_Task directions_.
Write the data out again exactly, dropping any images it holds.

[Data excerpts start]

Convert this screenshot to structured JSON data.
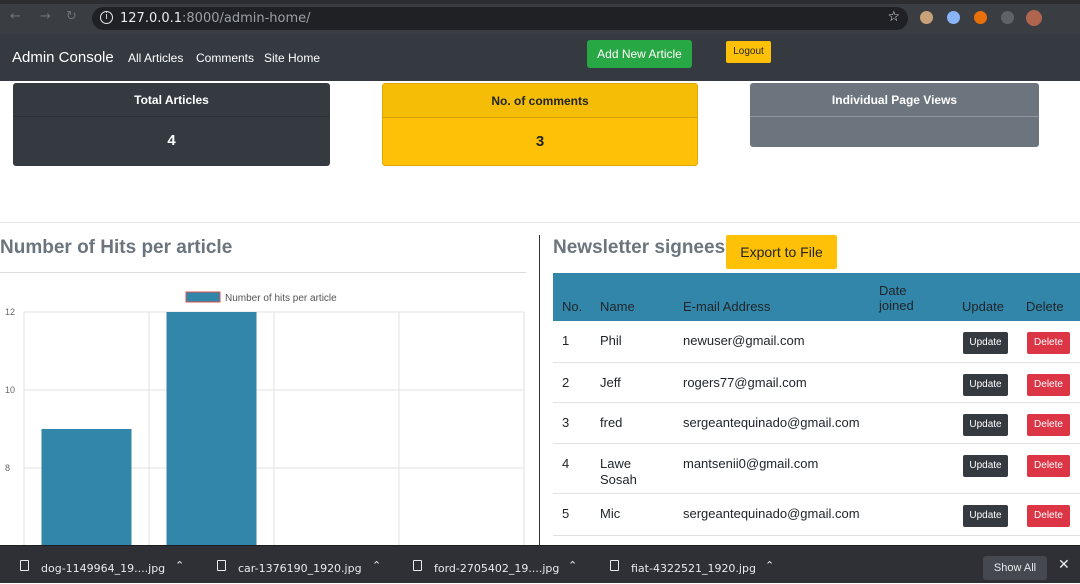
{
  "browser": {
    "url_host": "127.0.0.1",
    "url_path": ":8000/admin-home/"
  },
  "navbar": {
    "brand": "Admin Console",
    "links": [
      "All Articles",
      "Comments",
      "Site Home"
    ],
    "add_article_label": "Add New Article",
    "logout_label": "Logout",
    "colors": {
      "add": "#28a745",
      "logout": "#ffc107",
      "bg": "#343a40"
    }
  },
  "stats": {
    "total_articles": {
      "label": "Total Articles",
      "value": "4"
    },
    "comments": {
      "label": "No. of comments",
      "value": "3"
    },
    "page_views": {
      "label": "Individual Page Views",
      "value": ""
    }
  },
  "chart_section": {
    "title": "Number of Hits per article"
  },
  "chart_data": {
    "type": "bar",
    "legend": "Number of hits per article",
    "legend_position": "top",
    "categories": [
      "",
      "",
      "",
      ""
    ],
    "values": [
      9,
      12,
      null,
      null
    ],
    "y_ticks": [
      "12",
      "10",
      "8"
    ],
    "ylim": [
      6,
      12
    ],
    "color": "#3186aa",
    "grid": true
  },
  "newsletter": {
    "title": "Newsletter signees",
    "export_label": "Export to File",
    "columns": [
      "No.",
      "Name",
      "E-mail Address",
      "Date joined",
      "Update",
      "Delete"
    ],
    "update_label": "Update",
    "delete_label": "Delete",
    "rows": [
      {
        "no": "1",
        "name": "Phil",
        "email": "newuser@gmail.com",
        "date": ""
      },
      {
        "no": "2",
        "name": "Jeff",
        "email": "rogers77@gmail.com",
        "date": ""
      },
      {
        "no": "3",
        "name": "fred",
        "email": "sergeantequinado@gmail.com",
        "date": ""
      },
      {
        "no": "4",
        "name": "Lawe Sosah",
        "email": "mantsenii0@gmail.com",
        "date": ""
      },
      {
        "no": "5",
        "name": "Mic",
        "email": "sergeantequinado@gmail.com",
        "date": ""
      }
    ]
  },
  "downloads": {
    "files": [
      "dog-1149964_19....jpg",
      "car-1376190_1920.jpg",
      "ford-2705402_19....jpg",
      "fiat-4322521_1920.jpg"
    ],
    "show_all_label": "Show All"
  }
}
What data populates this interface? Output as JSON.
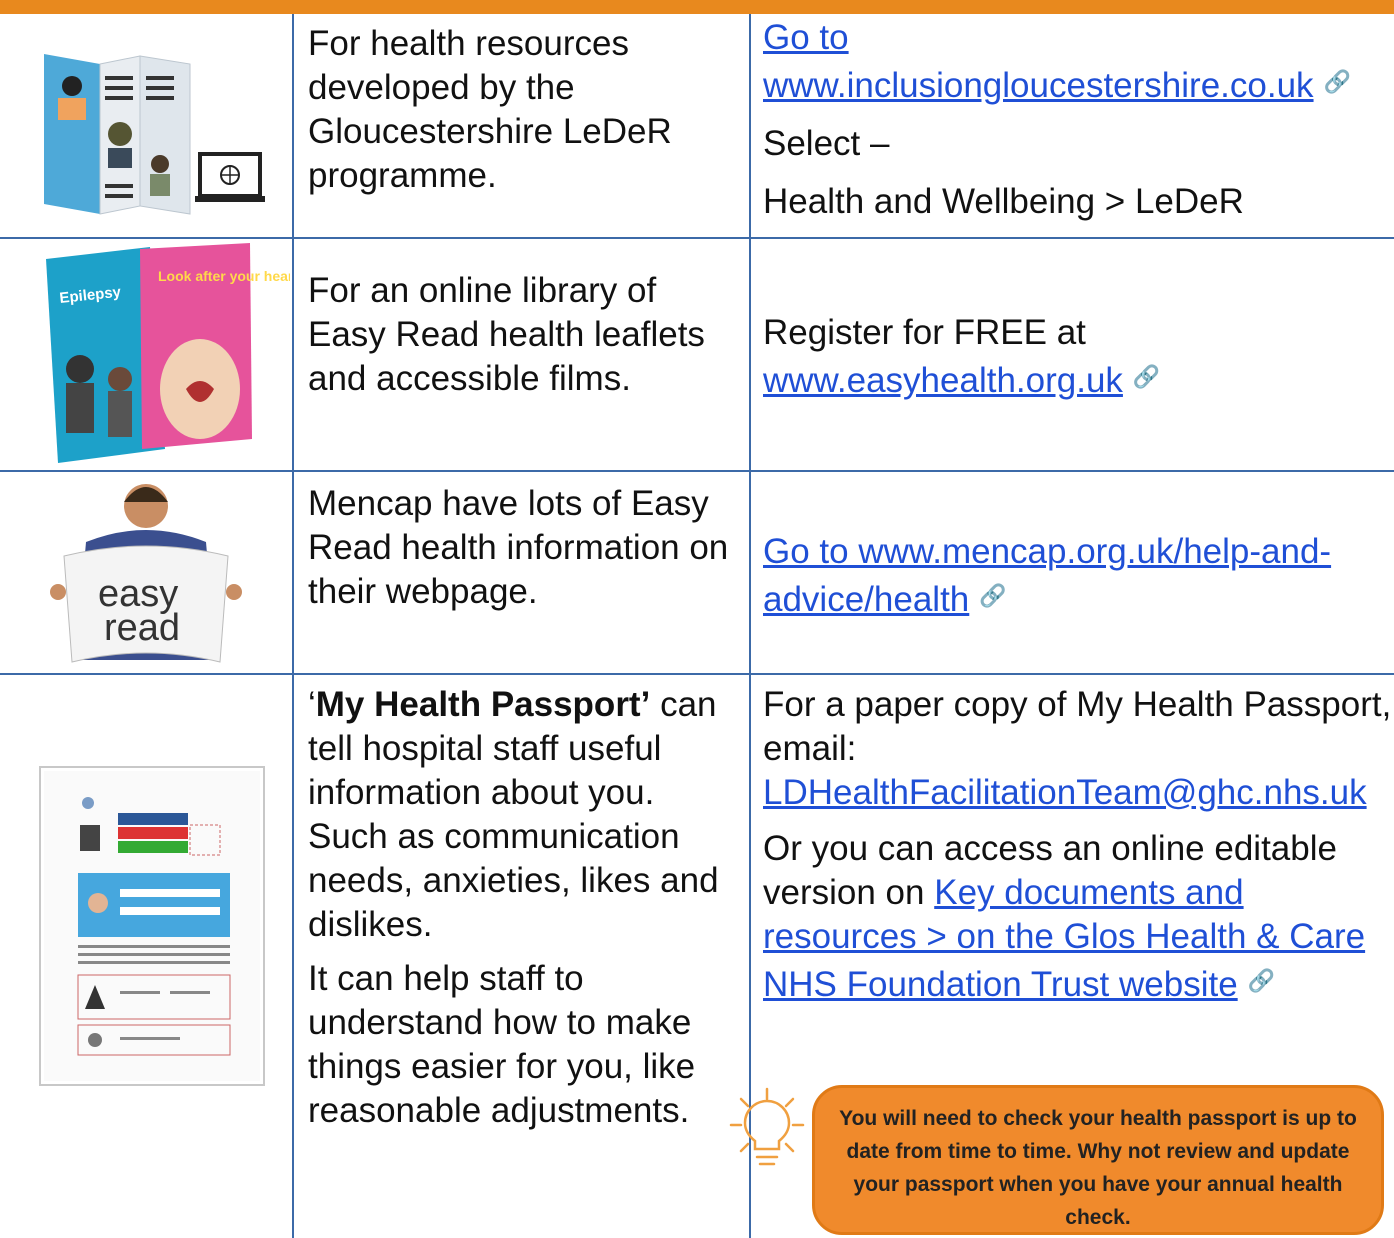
{
  "rows": [
    {
      "image_icon": "leaflet-and-laptop-illustration",
      "description": "For health resources developed by the Gloucestershire LeDeR programme.",
      "link_text": "Go to www.inclusiongloucestershire.co.uk",
      "select_label": "Select –",
      "path": "Health and Wellbeing > LeDeR"
    },
    {
      "image_icon": "easy-read-leaflets-illustration",
      "leaflet_word_1": "Epilepsy",
      "leaflet_word_2": "Look after your heart",
      "description": "For an online library of Easy Read health leaflets and accessible films.",
      "register_text": "Register for FREE at",
      "link_text": "www.easyhealth.org.uk"
    },
    {
      "image_icon": "man-reading-easy-read-paper-illustration",
      "paper_text_1": "easy",
      "paper_text_2": "read",
      "description": "Mencap have lots of Easy Read health information on their webpage.",
      "link_text": "Go to www.mencap.org.uk/help-and-advice/health"
    },
    {
      "image_icon": "health-passport-document-thumbnail",
      "quote_open": "‘",
      "bold_title": "My Health Passport’",
      "description": "can tell hospital staff useful information about you.  Such as communication needs, anxieties, likes and dislikes.",
      "description_2": "It can help staff to understand how to make things easier for you, like reasonable adjustments.",
      "paper_copy_text": "For a paper copy of My Health Passport, email:",
      "email": "LDHealthFacilitationTeam@ghc.nhs.uk",
      "online_text": "Or you can access an online editable version on",
      "link_text": "Key documents and resources > on the Glos Health & Care NHS Foundation Trust website"
    }
  ],
  "link_icon": "🔗",
  "tip": {
    "icon": "lightbulb-icon",
    "text": "You will need to check your health passport is up to date from time to time.  Why not review and update your passport when you have your annual health check."
  },
  "colors": {
    "header_bar": "#e8891e",
    "grid_lines": "#3c6aa8",
    "link": "#1f4fd6",
    "tip_fill": "#f08a2c"
  }
}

[Data excerpts end]

_Complete answer_.
Convert this screenshot to structured JSON data.
{
  "browser": {
    "url_host": "127.0.0.1",
    "url_path": ":8000/admin-home/"
  },
  "navbar": {
    "brand": "Admin Console",
    "links": [
      "All Articles",
      "Comments",
      "Site Home"
    ],
    "add_article_label": "Add New Article",
    "logout_label": "Logout",
    "colors": {
      "add": "#28a745",
      "logout": "#ffc107",
      "bg": "#343a40"
    }
  },
  "stats": {
    "total_articles": {
      "label": "Total Articles",
      "value": "4"
    },
    "comments": {
      "label": "No. of comments",
      "value": "3"
    },
    "page_views": {
      "label": "Individual Page Views",
      "value": ""
    }
  },
  "chart_section": {
    "title": "Number of Hits per article"
  },
  "chart_data": {
    "type": "bar",
    "legend": "Number of hits per article",
    "legend_position": "top",
    "categories": [
      "",
      "",
      "",
      ""
    ],
    "values": [
      9,
      12,
      null,
      null
    ],
    "y_ticks": [
      "12",
      "10",
      "8"
    ],
    "ylim": [
      6,
      12
    ],
    "color": "#3186aa",
    "grid": true
  },
  "newsletter": {
    "title": "Newsletter signees",
    "export_label": "Export to File",
    "columns": [
      "No.",
      "Name",
      "E-mail Address",
      "Date joined",
      "Update",
      "Delete"
    ],
    "update_label": "Update",
    "delete_label": "Delete",
    "rows": [
      {
        "no": "1",
        "name": "Phil",
        "email": "newuser@gmail.com",
        "date": ""
      },
      {
        "no": "2",
        "name": "Jeff",
        "email": "rogers77@gmail.com",
        "date": ""
      },
      {
        "no": "3",
        "name": "fred",
        "email": "sergeantequinado@gmail.com",
        "date": ""
      },
      {
        "no": "4",
        "name": "Lawe Sosah",
        "email": "mantsenii0@gmail.com",
        "date": ""
      },
      {
        "no": "5",
        "name": "Mic",
        "email": "sergeantequinado@gmail.com",
        "date": ""
      }
    ]
  },
  "downloads": {
    "files": [
      "dog-1149964_19....jpg",
      "car-1376190_1920.jpg",
      "ford-2705402_19....jpg",
      "fiat-4322521_1920.jpg"
    ],
    "show_all_label": "Show All"
  }
}
What data populates this interface? Output as JSON.
{
  "rows": [
    {
      "image_icon": "leaflet-and-laptop-illustration",
      "description": "For health resources developed by the Gloucestershire LeDeR programme.",
      "link_text": "Go to www.inclusiongloucestershire.co.uk",
      "select_label": "Select –",
      "path": "Health and Wellbeing > LeDeR"
    },
    {
      "image_icon": "easy-read-leaflets-illustration",
      "leaflet_word_1": "Epilepsy",
      "leaflet_word_2": "Look after your heart",
      "description": "For an online library of Easy Read health leaflets and accessible films.",
      "register_text": "Register for FREE at",
      "link_text": "www.easyhealth.org.uk"
    },
    {
      "image_icon": "man-reading-easy-read-paper-illustration",
      "paper_text_1": "easy",
      "paper_text_2": "read",
      "description": "Mencap have lots of Easy Read health information on their webpage.",
      "link_text": "Go to www.mencap.org.uk/help-and-advice/health"
    },
    {
      "image_icon": "health-passport-document-thumbnail",
      "quote_open": "‘",
      "bold_title": "My Health Passport’",
      "description": "can tell hospital staff useful information about you.  Such as communication needs, anxieties, likes and dislikes.",
      "description_2": "It can help staff to understand how to make things easier for you, like reasonable adjustments.",
      "paper_copy_text": "For a paper copy of My Health Passport, email:",
      "email": "LDHealthFacilitationTeam@ghc.nhs.uk",
      "online_text": "Or you can access an online editable version on",
      "link_text": "Key documents and resources > on the Glos Health & Care NHS Foundation Trust website"
    }
  ],
  "link_icon": "🔗",
  "tip": {
    "icon": "lightbulb-icon",
    "text": "You will need to check your health passport is up to date from time to time.  Why not review and update your passport when you have your annual health check."
  },
  "colors": {
    "header_bar": "#e8891e",
    "grid_lines": "#3c6aa8",
    "link": "#1f4fd6",
    "tip_fill": "#f08a2c"
  }
}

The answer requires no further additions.